**YOUR OBJECTIVE**
Give the listing again in full, exactly as written.

Data records

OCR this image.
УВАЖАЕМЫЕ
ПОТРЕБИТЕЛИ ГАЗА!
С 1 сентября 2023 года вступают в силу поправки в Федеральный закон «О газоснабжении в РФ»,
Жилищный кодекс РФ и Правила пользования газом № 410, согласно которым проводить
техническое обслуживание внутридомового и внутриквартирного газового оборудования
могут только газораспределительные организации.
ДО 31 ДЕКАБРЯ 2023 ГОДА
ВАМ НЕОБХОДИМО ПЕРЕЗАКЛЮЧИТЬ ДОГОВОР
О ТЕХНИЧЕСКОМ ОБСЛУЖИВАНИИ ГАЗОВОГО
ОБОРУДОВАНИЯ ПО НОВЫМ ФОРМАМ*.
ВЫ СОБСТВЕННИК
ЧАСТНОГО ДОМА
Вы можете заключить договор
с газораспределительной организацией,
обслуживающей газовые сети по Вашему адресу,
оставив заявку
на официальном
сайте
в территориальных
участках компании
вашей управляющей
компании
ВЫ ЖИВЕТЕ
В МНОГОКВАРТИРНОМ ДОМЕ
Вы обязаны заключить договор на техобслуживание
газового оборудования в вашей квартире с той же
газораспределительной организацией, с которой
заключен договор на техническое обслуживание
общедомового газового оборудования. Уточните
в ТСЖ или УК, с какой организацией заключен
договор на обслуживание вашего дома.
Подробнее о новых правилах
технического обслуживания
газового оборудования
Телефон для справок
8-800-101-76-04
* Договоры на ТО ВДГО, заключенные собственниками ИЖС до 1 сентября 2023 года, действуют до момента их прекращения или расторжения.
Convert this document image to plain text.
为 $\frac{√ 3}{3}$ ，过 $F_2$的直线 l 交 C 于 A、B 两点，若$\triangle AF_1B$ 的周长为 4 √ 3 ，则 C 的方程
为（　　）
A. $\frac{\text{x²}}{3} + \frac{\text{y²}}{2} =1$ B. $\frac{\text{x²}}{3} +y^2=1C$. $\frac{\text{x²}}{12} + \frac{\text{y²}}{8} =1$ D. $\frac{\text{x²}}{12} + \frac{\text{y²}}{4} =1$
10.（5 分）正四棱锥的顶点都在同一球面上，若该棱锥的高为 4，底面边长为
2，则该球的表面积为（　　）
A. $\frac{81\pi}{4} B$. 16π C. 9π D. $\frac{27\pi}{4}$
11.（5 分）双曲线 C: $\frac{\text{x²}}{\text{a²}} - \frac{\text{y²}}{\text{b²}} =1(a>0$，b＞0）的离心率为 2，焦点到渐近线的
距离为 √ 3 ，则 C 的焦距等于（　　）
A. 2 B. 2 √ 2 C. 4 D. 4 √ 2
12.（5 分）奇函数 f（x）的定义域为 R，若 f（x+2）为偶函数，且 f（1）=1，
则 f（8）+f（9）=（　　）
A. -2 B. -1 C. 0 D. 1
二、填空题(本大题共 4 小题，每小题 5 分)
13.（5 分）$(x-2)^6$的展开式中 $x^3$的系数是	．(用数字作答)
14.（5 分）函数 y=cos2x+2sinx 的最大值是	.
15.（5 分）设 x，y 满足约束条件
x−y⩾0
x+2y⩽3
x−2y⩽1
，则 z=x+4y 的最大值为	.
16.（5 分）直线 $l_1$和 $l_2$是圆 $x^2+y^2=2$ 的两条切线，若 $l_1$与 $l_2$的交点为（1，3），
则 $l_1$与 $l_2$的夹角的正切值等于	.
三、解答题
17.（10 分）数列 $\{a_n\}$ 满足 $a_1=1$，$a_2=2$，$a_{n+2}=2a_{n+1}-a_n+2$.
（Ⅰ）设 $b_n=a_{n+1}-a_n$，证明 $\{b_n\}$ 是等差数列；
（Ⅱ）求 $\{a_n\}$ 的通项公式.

**RESULT BELOW**
OCR this image.
УВАЖАЕМЫЕ
ПОТРЕБИТЕЛИ ГАЗА!
С 1 сентября 2023 года вступают в силу поправки в Федеральный закон «О газоснабжении в РФ»,
Жилищный кодекс РФ и Правила пользования газом № 410, согласно которым проводить
техническое обслуживание внутридомового и внутриквартирного газового оборудования
могут только газораспределительные организации.
ДО 31 ДЕКАБРЯ 2023 ГОДА
ВАМ НЕОБХОДИМО ПЕРЕЗАКЛЮЧИТЬ ДОГОВОР
О ТЕХНИЧЕСКОМ ОБСЛУЖИВАНИИ ГАЗОВОГО
ОБОРУДОВАНИЯ ПО НОВЫМ ФОРМАМ*.
ВЫ СОБСТВЕННИК
ЧАСТНОГО ДОМА
Вы можете заключить договор
с газораспределительной организацией,
обслуживающей газовые сети по Вашему адресу,
оставив заявку
на официальном
сайте
в территориальных
участках компании
вашей управляющей
компании
ВЫ ЖИВЕТЕ
В МНОГОКВАРТИРНОМ ДОМЕ
Вы обязаны заключить договор на техобслуживание
газового оборудования в вашей квартире с той же
газораспределительной организацией, с которой
заключен договор на техническое обслуживание
общедомового газового оборудования. Уточните
в ТСЖ или УК, с какой организацией заключен
договор на обслуживание вашего дома.
Подробнее о новых правилах
технического обслуживания
газового оборудования
Телефон для справок
8-800-101-76-04
* Договоры на ТО ВДГО, заключенные собственниками ИЖС до 1 сентября 2023 года, действуют до момента их прекращения или расторжения.
Convert this document image to plain text.
为 $\frac{√ 3}{3}$ ，过 $F_2$的直线 l 交 C 于 A、B 两点，若$\triangle AF_1B$ 的周长为 4 √ 3 ，则 C 的方程
为（　　）
A. $\frac{\text{x²}}{3} + \frac{\text{y²}}{2} =1$ B. $\frac{\text{x²}}{3} +y^2=1C$. $\frac{\text{x²}}{12} + \frac{\text{y²}}{8} =1$ D. $\frac{\text{x²}}{12} + \frac{\text{y²}}{4} =1$
10.（5 分）正四棱锥的顶点都在同一球面上，若该棱锥的高为 4，底面边长为
2，则该球的表面积为（　　）
A. $\frac{81\pi}{4} B$. 16π C. 9π D. $\frac{27\pi}{4}$
11.（5 分）双曲线 C: $\frac{\text{x²}}{\text{a²}} - \frac{\text{y²}}{\text{b²}} =1(a>0$，b＞0）的离心率为 2，焦点到渐近线的
距离为 √ 3 ，则 C 的焦距等于（　　）
A. 2 B. 2 √ 2 C. 4 D. 4 √ 2
12.（5 分）奇函数 f（x）的定义域为 R，若 f（x+2）为偶函数，且 f（1）=1，
则 f（8）+f（9）=（　　）
A. -2 B. -1 C. 0 D. 1
二、填空题(本大题共 4 小题，每小题 5 分)
13.（5 分）$(x-2)^6$的展开式中 $x^3$的系数是	．(用数字作答)
14.（5 分）函数 y=cos2x+2sinx 的最大值是	.
15.（5 分）设 x，y 满足约束条件
x−y⩾0
x+2y⩽3
x−2y⩽1
，则 z=x+4y 的最大值为	.
16.（5 分）直线 $l_1$和 $l_2$是圆 $x^2+y^2=2$ 的两条切线，若 $l_1$与 $l_2$的交点为（1，3），
则 $l_1$与 $l_2$的夹角的正切值等于	.
三、解答题
17.（10 分）数列 $\{a_n\}$ 满足 $a_1=1$，$a_2=2$，$a_{n+2}=2a_{n+1}-a_n+2$.
（Ⅰ）设 $b_n=a_{n+1}-a_n$，证明 $\{b_n\}$ 是等差数列；
（Ⅱ）求 $\{a_n\}$ 的通项公式.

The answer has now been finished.